- [Exercise brief]: Read the records below and copy each line that contains "Technique".

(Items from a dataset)
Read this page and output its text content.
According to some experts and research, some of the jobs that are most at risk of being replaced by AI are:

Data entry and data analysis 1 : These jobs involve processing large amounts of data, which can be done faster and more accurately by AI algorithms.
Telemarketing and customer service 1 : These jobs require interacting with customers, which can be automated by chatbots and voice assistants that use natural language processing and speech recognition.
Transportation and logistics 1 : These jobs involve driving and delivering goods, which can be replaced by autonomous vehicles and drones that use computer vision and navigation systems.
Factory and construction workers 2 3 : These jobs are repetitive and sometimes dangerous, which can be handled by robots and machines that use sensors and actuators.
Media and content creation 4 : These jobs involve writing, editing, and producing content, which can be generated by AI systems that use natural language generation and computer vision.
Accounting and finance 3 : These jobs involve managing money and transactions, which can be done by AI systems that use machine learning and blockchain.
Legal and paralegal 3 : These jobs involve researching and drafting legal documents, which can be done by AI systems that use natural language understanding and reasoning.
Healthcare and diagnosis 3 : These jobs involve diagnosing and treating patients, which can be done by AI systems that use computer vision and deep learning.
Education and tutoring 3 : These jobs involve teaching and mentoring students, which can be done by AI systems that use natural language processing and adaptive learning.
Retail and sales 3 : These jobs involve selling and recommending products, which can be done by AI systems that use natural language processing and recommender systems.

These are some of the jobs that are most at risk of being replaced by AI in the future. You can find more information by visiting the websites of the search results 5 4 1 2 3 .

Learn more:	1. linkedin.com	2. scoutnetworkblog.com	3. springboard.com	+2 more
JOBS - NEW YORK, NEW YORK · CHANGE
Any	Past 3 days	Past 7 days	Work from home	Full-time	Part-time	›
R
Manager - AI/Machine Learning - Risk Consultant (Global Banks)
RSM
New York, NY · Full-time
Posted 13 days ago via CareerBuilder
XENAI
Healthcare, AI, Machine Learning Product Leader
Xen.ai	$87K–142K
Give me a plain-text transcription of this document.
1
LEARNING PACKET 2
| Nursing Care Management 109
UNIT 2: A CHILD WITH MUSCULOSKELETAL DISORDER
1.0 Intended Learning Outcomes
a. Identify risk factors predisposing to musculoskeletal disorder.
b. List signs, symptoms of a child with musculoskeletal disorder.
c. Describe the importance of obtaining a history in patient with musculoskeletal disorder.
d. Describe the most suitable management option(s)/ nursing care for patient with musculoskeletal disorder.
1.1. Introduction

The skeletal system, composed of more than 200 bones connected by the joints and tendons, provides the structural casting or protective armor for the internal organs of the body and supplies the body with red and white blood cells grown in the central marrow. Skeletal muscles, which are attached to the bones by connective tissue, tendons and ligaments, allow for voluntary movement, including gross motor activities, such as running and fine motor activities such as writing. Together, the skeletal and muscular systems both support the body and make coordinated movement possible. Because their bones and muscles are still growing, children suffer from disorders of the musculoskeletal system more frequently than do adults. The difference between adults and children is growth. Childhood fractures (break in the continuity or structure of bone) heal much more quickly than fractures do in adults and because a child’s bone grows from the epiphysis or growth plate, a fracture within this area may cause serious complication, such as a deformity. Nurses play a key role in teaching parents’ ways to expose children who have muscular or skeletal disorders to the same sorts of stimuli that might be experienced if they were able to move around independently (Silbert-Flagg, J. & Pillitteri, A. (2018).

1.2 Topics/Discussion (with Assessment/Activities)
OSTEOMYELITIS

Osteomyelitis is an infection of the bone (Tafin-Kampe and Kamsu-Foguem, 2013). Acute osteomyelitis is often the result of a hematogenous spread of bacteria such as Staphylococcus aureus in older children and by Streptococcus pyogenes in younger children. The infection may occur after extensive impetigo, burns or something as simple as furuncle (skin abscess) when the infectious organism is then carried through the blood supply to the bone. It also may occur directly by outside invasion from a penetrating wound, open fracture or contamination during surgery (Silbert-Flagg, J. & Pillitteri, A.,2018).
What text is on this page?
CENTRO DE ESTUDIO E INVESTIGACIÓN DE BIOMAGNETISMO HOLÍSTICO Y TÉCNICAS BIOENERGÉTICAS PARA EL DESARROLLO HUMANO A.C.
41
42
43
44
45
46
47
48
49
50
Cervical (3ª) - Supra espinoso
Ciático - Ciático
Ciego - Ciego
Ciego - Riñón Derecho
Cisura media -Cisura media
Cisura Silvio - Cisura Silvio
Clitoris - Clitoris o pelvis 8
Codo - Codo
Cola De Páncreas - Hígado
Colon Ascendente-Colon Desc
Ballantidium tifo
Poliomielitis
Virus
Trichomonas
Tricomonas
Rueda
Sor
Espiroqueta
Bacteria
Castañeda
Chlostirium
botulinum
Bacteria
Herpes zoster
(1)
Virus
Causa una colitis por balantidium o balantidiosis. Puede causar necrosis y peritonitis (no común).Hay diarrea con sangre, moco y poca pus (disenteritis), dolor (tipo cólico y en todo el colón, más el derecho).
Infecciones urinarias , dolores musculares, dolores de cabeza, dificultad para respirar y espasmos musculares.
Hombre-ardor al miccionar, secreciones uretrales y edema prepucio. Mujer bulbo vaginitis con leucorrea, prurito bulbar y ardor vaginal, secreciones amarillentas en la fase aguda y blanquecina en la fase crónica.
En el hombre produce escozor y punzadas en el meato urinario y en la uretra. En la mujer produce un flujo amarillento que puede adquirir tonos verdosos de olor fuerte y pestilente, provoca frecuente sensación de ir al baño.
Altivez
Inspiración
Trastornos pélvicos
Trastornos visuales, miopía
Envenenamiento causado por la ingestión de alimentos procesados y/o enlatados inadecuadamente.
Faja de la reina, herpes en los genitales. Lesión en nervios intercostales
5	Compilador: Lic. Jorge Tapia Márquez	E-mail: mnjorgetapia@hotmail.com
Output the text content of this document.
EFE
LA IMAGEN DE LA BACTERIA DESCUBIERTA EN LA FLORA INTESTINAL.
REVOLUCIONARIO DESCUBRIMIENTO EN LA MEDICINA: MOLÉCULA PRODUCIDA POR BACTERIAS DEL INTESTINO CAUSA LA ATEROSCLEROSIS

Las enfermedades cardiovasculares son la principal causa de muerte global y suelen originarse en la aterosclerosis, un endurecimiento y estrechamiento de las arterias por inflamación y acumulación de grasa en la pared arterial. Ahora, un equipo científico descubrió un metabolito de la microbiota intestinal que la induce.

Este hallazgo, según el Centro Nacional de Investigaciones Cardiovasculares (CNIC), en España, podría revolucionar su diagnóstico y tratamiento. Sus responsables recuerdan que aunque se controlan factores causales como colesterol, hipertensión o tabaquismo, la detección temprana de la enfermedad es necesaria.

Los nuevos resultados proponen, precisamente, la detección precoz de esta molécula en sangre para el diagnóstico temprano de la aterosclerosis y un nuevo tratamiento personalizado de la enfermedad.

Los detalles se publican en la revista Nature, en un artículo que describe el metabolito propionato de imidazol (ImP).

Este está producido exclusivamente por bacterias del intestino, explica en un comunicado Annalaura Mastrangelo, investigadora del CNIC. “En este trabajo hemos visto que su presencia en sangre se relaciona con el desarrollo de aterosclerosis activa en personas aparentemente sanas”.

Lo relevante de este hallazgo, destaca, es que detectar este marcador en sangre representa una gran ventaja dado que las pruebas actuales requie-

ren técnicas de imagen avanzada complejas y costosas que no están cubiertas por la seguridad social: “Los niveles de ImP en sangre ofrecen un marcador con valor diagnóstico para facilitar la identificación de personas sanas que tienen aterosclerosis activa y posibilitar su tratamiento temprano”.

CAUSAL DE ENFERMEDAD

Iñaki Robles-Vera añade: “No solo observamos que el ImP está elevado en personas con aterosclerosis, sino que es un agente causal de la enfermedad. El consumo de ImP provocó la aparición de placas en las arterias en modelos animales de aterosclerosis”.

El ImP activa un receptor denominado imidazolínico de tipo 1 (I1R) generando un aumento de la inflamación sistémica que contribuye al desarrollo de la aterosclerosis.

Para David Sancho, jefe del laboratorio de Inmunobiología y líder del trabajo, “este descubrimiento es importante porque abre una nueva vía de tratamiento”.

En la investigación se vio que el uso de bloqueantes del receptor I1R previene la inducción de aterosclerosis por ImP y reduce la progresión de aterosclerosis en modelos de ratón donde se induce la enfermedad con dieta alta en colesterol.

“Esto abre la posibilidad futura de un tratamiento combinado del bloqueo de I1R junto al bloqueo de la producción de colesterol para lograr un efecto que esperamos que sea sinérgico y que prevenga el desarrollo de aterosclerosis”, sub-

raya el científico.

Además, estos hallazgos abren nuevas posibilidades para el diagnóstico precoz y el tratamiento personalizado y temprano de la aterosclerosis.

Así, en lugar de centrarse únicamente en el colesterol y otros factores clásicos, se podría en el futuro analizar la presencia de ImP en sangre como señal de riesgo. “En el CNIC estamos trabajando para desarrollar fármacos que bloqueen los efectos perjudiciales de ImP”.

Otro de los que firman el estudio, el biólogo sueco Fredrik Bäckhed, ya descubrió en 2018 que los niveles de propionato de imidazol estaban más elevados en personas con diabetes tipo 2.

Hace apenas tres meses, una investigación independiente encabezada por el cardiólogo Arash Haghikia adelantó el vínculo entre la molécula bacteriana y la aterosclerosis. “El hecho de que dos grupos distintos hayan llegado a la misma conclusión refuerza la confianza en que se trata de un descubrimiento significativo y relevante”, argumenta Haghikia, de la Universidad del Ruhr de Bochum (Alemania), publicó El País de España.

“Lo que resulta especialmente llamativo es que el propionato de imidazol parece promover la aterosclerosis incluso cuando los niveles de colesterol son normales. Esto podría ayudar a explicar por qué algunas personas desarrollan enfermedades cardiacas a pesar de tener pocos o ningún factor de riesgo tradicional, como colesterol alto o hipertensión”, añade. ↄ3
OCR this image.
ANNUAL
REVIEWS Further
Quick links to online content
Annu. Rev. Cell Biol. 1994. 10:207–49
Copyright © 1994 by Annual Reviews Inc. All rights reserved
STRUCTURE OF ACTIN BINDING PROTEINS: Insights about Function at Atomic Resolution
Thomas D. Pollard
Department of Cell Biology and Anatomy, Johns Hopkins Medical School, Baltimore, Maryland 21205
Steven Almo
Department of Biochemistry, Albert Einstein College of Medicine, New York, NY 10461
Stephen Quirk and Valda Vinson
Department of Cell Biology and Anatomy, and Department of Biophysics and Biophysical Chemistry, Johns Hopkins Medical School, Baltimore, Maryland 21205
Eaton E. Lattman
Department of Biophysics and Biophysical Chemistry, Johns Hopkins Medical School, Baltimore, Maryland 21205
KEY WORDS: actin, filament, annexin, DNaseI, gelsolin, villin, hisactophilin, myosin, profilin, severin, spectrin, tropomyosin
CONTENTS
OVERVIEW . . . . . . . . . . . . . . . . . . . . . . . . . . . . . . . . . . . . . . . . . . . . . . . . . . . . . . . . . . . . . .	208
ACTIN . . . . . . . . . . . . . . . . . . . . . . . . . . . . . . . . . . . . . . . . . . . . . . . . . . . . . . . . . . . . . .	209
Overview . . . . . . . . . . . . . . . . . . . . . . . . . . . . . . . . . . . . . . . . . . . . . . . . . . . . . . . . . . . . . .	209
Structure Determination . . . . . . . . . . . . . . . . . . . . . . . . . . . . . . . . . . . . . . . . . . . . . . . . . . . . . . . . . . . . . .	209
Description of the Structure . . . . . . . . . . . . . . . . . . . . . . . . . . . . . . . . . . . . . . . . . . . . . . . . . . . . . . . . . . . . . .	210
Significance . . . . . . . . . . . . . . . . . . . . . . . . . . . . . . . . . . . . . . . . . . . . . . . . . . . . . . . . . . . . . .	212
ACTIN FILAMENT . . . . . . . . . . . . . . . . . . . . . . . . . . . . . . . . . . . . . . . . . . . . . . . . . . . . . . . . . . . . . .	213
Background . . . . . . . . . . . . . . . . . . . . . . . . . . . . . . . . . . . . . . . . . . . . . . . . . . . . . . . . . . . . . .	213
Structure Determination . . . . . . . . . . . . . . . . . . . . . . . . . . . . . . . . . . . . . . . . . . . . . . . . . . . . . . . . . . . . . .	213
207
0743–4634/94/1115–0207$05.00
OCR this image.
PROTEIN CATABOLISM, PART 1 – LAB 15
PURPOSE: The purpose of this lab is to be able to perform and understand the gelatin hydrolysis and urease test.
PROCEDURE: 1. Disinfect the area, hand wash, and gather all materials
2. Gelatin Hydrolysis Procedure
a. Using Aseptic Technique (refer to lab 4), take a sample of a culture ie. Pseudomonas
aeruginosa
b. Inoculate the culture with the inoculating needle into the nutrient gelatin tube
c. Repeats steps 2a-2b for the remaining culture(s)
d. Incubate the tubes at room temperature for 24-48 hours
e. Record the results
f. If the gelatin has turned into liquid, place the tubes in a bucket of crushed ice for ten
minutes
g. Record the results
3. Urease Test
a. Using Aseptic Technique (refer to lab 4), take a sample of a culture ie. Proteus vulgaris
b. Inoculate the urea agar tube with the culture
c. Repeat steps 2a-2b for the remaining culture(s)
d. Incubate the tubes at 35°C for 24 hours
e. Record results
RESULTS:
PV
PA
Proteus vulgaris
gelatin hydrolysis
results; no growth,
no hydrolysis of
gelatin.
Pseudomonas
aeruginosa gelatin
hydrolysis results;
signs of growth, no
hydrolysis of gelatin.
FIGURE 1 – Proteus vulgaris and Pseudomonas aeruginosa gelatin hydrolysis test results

- [Expected answer]:
a. Using Aseptic Technique (refer to lab 4), take a sample of a culture ie. Pseudomonas
a. Using Aseptic Technique (refer to lab 4), take a sample of a culture ie. Proteus vulgaris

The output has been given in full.